Excerpted records:
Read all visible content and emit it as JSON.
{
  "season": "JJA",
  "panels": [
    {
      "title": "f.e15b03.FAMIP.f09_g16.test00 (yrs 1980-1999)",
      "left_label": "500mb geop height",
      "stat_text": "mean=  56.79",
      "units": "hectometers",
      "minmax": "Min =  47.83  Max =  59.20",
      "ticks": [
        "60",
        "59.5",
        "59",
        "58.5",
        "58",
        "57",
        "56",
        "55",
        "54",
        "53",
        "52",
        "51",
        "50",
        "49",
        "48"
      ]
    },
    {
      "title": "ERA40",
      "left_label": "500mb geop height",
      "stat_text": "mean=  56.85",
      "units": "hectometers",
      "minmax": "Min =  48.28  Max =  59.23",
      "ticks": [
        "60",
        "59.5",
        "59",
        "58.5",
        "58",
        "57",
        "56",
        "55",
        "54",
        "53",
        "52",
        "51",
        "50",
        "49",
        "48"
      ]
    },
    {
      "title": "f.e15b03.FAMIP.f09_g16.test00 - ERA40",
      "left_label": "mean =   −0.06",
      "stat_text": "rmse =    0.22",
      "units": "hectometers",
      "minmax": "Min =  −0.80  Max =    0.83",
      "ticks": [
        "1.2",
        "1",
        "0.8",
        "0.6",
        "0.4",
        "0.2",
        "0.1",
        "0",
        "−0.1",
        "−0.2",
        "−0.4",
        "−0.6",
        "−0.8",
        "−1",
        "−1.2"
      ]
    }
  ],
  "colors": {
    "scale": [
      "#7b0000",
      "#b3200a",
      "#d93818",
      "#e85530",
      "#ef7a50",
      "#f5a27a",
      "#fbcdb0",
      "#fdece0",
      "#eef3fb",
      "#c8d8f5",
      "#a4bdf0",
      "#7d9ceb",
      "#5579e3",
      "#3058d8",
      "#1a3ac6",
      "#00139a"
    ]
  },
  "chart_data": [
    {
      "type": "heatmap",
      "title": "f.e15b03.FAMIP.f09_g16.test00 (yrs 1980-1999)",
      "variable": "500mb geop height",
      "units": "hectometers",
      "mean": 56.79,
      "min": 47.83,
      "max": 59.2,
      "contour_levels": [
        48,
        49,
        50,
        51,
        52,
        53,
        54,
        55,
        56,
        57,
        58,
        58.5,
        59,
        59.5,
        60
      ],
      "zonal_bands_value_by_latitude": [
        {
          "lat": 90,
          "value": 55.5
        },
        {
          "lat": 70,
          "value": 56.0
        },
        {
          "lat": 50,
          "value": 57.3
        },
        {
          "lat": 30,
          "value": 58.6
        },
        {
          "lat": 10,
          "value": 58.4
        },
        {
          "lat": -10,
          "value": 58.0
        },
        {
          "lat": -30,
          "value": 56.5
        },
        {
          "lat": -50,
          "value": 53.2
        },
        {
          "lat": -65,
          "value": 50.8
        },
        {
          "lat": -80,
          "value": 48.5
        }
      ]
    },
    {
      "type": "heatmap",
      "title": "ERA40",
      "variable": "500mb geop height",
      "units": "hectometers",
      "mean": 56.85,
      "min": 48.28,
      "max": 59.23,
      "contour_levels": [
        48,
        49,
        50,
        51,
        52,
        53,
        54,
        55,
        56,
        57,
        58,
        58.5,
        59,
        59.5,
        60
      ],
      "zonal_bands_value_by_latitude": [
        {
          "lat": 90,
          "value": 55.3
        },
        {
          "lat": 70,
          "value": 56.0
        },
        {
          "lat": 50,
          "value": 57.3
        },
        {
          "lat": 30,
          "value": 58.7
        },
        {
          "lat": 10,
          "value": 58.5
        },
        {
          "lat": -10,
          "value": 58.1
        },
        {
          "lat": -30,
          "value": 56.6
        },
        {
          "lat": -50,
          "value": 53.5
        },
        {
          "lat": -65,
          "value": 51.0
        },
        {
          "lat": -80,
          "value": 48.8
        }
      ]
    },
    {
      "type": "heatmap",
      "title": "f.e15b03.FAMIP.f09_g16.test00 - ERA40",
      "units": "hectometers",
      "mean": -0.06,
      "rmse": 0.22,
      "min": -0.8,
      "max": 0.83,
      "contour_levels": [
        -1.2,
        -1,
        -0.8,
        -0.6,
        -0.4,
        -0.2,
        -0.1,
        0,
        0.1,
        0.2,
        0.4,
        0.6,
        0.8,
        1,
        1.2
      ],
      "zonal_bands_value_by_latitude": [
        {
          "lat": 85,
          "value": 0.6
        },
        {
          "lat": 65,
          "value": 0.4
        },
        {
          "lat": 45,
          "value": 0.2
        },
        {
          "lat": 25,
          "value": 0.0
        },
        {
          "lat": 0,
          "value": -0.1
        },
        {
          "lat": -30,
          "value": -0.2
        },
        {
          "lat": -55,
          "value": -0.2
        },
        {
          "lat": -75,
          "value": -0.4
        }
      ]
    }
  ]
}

---

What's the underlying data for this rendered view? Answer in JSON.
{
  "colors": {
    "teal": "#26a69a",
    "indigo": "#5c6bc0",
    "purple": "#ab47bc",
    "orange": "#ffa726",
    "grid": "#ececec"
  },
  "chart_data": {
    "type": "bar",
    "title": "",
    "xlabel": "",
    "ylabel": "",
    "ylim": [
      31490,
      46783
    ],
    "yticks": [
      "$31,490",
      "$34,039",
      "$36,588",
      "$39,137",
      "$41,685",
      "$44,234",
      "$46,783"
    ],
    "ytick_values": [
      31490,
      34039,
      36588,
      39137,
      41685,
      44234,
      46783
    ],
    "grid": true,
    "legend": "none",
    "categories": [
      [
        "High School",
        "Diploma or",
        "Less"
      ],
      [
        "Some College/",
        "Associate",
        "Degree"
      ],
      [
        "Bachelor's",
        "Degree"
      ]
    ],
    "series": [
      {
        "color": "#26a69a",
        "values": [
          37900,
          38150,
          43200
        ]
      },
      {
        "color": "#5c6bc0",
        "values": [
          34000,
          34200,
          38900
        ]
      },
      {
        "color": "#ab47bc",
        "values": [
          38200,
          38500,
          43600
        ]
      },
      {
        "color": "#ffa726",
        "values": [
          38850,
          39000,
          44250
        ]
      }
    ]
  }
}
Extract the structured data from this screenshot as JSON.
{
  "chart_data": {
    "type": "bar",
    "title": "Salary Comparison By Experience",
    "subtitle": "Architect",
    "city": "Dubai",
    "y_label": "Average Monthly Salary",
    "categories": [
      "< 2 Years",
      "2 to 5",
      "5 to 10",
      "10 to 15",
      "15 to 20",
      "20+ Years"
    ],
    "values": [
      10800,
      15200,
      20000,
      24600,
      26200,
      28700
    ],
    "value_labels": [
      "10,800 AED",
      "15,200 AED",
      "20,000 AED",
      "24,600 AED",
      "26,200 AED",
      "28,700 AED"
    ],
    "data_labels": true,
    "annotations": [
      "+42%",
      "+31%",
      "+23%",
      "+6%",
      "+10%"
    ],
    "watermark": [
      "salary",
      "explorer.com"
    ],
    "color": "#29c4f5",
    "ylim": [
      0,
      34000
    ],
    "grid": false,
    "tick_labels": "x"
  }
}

==

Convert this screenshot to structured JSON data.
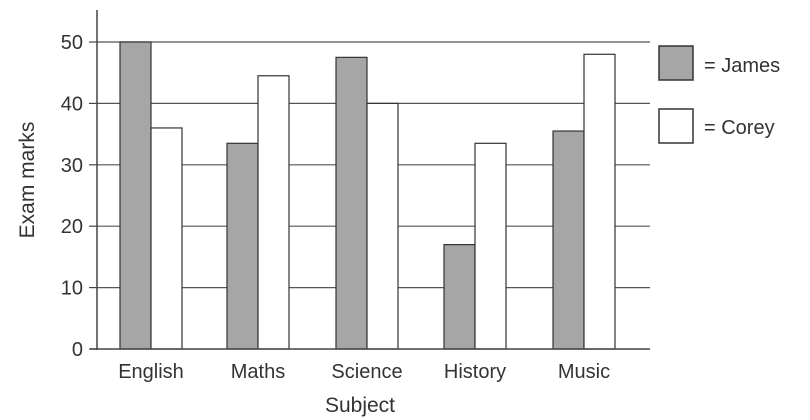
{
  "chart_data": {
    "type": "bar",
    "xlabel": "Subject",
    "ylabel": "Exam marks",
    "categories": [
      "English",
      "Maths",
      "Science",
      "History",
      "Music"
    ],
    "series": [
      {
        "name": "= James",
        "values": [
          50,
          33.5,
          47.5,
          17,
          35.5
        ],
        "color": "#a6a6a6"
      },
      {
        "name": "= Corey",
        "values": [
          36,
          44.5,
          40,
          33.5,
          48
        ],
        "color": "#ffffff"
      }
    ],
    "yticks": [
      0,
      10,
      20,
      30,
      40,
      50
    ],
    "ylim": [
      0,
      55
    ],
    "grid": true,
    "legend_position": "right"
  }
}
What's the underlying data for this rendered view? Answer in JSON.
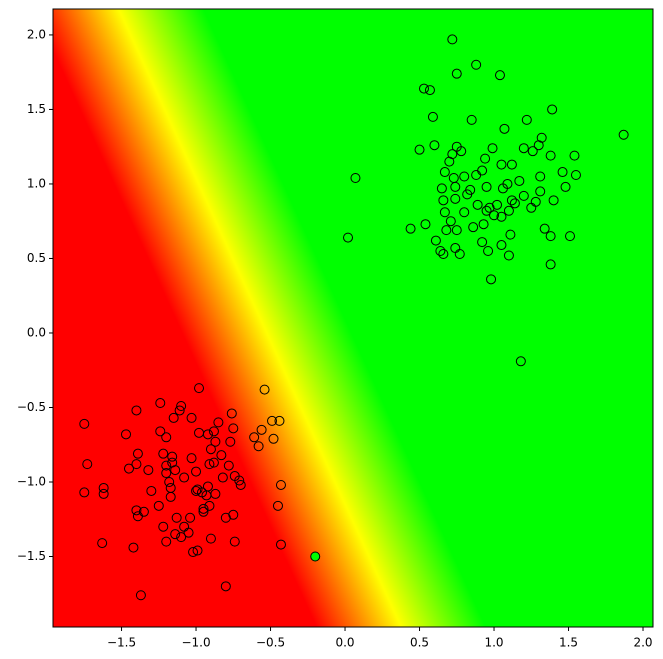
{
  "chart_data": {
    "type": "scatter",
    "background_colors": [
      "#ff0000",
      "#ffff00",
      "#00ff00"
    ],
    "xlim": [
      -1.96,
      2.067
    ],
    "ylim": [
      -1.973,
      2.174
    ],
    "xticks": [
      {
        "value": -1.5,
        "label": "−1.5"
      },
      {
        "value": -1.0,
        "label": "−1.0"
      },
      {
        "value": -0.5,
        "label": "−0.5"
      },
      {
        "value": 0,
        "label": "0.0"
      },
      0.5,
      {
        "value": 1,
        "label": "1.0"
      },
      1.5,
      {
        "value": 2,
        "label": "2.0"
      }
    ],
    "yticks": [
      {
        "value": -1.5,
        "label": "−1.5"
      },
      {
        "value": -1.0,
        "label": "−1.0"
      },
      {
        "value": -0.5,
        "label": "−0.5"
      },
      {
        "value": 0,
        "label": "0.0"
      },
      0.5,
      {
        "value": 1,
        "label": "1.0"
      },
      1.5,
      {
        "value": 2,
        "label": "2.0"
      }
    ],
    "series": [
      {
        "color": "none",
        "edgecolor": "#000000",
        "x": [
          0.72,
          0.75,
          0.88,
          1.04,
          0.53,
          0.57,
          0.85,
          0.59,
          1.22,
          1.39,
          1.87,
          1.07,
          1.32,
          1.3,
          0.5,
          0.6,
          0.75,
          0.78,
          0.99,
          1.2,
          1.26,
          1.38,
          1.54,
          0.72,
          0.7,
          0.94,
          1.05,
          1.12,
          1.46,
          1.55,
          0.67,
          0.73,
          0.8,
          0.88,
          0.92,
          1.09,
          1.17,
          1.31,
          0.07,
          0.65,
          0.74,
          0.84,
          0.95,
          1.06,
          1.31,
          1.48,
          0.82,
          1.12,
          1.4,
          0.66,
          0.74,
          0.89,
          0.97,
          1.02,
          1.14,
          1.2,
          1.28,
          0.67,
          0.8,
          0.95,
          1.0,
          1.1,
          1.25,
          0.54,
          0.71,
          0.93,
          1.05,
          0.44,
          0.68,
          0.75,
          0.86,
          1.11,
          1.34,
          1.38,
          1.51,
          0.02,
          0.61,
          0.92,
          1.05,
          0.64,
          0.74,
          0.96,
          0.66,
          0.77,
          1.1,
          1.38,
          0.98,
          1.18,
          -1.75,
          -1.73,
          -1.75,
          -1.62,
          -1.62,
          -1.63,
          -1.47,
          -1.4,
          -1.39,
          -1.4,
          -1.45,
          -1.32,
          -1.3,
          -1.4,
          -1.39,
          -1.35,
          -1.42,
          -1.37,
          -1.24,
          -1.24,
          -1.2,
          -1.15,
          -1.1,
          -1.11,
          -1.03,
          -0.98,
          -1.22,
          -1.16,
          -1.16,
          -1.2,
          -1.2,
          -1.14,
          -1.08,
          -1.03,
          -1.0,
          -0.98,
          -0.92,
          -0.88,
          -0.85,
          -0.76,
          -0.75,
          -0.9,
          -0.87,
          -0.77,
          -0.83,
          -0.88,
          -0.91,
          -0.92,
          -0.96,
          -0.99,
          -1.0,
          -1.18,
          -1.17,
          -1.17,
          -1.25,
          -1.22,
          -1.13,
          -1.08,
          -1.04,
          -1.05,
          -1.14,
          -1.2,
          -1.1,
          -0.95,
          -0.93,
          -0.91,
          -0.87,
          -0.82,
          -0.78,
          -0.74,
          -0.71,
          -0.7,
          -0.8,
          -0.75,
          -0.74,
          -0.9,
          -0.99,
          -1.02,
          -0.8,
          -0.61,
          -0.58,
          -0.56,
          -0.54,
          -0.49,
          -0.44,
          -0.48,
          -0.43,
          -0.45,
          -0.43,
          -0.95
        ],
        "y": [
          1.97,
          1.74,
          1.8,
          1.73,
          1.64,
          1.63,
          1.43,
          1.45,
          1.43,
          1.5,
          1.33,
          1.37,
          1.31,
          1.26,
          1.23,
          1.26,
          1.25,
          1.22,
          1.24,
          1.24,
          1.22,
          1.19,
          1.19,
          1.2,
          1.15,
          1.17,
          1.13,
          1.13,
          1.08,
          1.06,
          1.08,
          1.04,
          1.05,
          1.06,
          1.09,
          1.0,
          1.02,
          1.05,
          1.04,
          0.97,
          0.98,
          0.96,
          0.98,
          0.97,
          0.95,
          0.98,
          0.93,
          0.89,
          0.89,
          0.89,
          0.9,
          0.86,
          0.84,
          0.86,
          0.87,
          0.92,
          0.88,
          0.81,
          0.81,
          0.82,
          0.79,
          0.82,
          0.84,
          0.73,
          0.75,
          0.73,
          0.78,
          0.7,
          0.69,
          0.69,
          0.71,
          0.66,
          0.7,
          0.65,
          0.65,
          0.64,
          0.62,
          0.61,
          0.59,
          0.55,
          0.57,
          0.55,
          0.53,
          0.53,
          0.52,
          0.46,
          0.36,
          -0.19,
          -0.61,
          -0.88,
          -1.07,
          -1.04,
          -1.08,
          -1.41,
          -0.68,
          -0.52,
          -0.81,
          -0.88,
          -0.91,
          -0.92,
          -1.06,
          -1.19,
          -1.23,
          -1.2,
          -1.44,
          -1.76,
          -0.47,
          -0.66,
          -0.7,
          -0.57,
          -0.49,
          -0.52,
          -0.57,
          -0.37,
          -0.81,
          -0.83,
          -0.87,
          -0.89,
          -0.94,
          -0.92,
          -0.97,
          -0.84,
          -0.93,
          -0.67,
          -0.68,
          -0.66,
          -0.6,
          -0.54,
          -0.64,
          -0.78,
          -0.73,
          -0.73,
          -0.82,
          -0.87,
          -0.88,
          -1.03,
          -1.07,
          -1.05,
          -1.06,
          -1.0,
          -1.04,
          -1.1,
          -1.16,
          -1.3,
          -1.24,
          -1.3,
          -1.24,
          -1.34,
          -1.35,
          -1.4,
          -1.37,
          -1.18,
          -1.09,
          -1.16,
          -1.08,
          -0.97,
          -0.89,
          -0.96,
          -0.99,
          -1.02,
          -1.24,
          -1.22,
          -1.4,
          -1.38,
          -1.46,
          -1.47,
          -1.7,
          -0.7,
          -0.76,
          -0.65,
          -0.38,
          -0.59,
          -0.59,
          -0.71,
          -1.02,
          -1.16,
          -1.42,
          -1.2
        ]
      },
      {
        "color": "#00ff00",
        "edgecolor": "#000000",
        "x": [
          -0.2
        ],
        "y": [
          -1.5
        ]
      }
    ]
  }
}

Requirements: Copy each line that holds the word "JSON".

The output:
Read all visible content and emit it as JSON.
What's the underlying data for this rendered view? Answer in JSON.
Extract the structured data from this screenshot as JSON.
Convert this screenshot to structured JSON data.
What's the underlying data for this rendered view? Answer in JSON.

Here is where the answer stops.